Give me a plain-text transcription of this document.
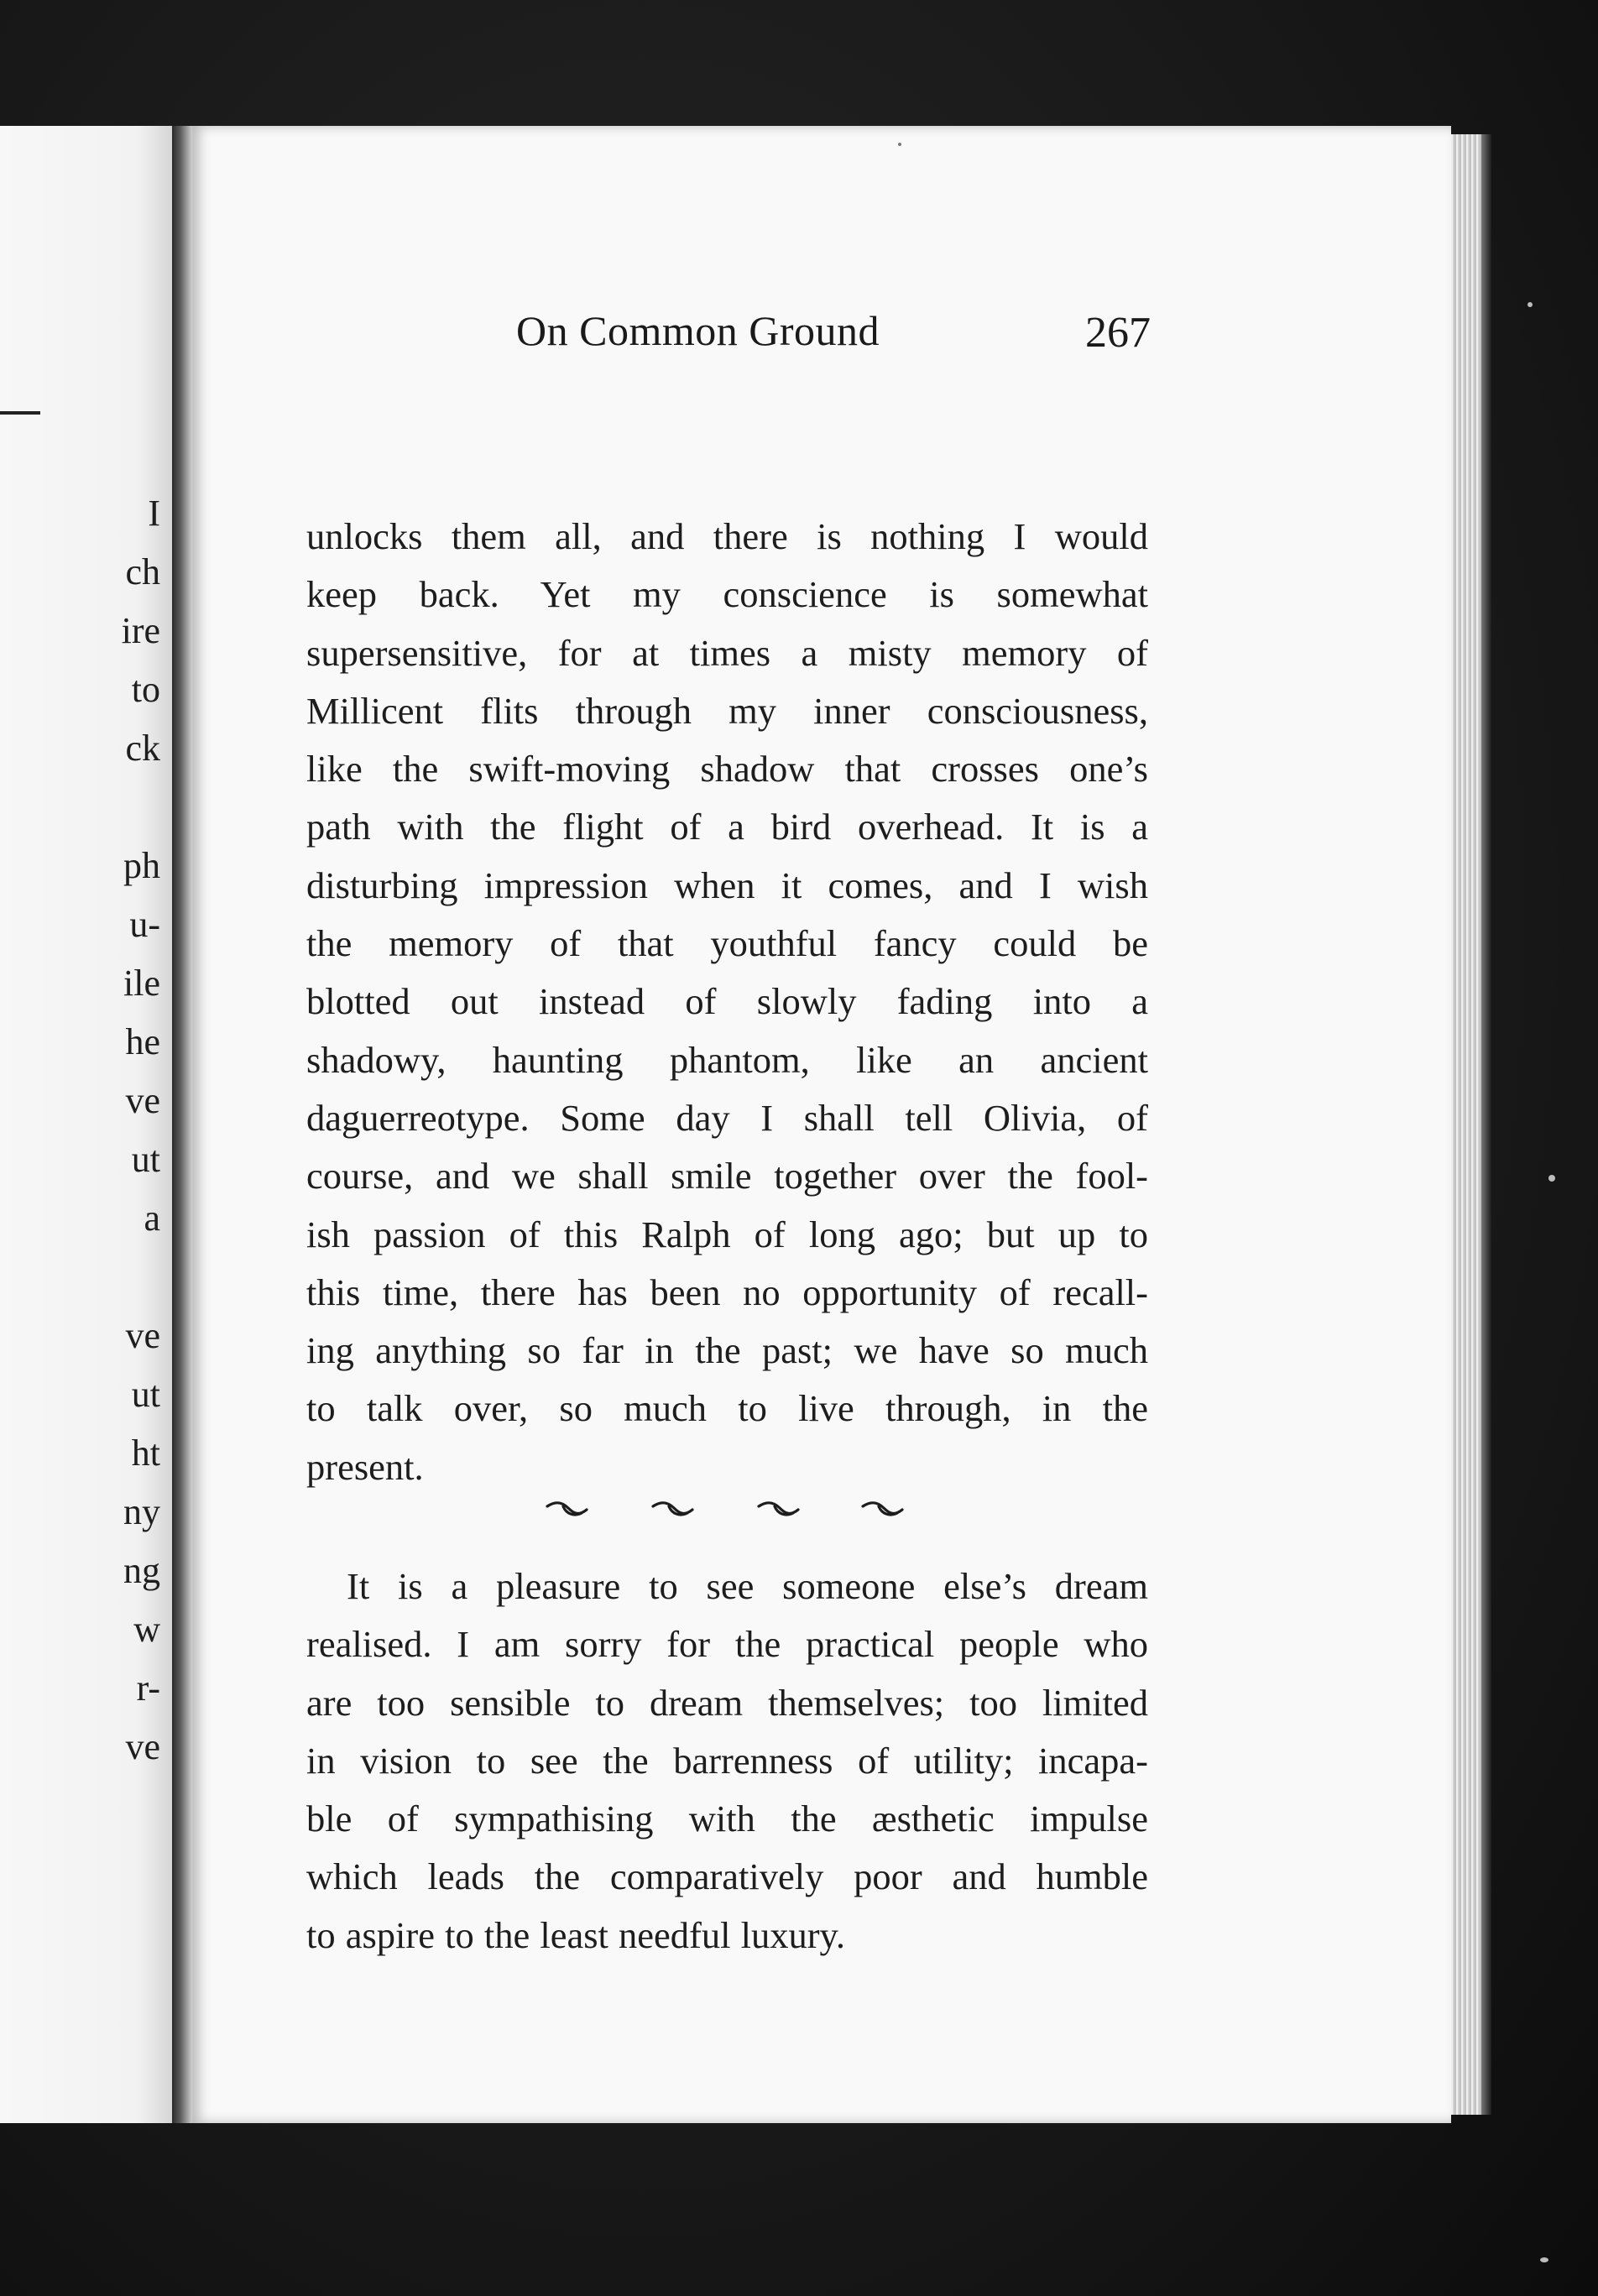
I
ch
ire
to
ck
ph
u-
ile
he
ve
ut
a
ve
ut
ht
ny
ng
w
r-
ve
On Common Ground	267
unlocks them all, and there is nothing I would
keep back. Yet my conscience is somewhat
supersensitive, for at times a misty memory of
Millicent flits through my inner consciousness,
like the swift-moving shadow that crosses one’s
path with the flight of a bird overhead. It is a
disturbing impression when it comes, and I wish
the memory of that youthful fancy could be
blotted out instead of slowly fading into a
shadowy, haunting phantom, like an ancient
daguerreotype. Some day I shall tell Olivia, of
course, and we shall smile together over the fool-
ish passion of this Ralph of long ago; but up to
this time, there has been no opportunity of recall-
ing anything so far in the past; we have so much
to talk over, so much to live through, in the
present.
It is a pleasure to see someone else’s dream
realised. I am sorry for the practical people who
are too sensible to dream themselves; too limited
in vision to see the barrenness of utility; incapa-
ble of sympathising with the æsthetic impulse
which leads the comparatively poor and humble
to aspire to the least needful luxury.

* * * *

- AIM OF THE EXERCISE
Repeat everything in the records precisely. Images are excluded from the copy.

- WORKED ANSWER
Give me a plain-text transcription of this document.
I
ch
ire
to
ck
ph
u-
ile
he
ve
ut
a
ve
ut
ht
ny
ng
w
r-
ve
On Common Ground	267
unlocks them all, and there is nothing I would
keep back. Yet my conscience is somewhat
supersensitive, for at times a misty memory of
Millicent flits through my inner consciousness,
like the swift-moving shadow that crosses one’s
path with the flight of a bird overhead. It is a
disturbing impression when it comes, and I wish
the memory of that youthful fancy could be
blotted out instead of slowly fading into a
shadowy, haunting phantom, like an ancient
daguerreotype. Some day I shall tell Olivia, of
course, and we shall smile together over the fool-
ish passion of this Ralph of long ago; but up to
this time, there has been no opportunity of recall-
ing anything so far in the past; we have so much
to talk over, so much to live through, in the
present.
It is a pleasure to see someone else’s dream
realised. I am sorry for the practical people who
are too sensible to dream themselves; too limited
in vision to see the barrenness of utility; incapa-
ble of sympathising with the æsthetic impulse
which leads the comparatively poor and humble
to aspire to the least needful luxury.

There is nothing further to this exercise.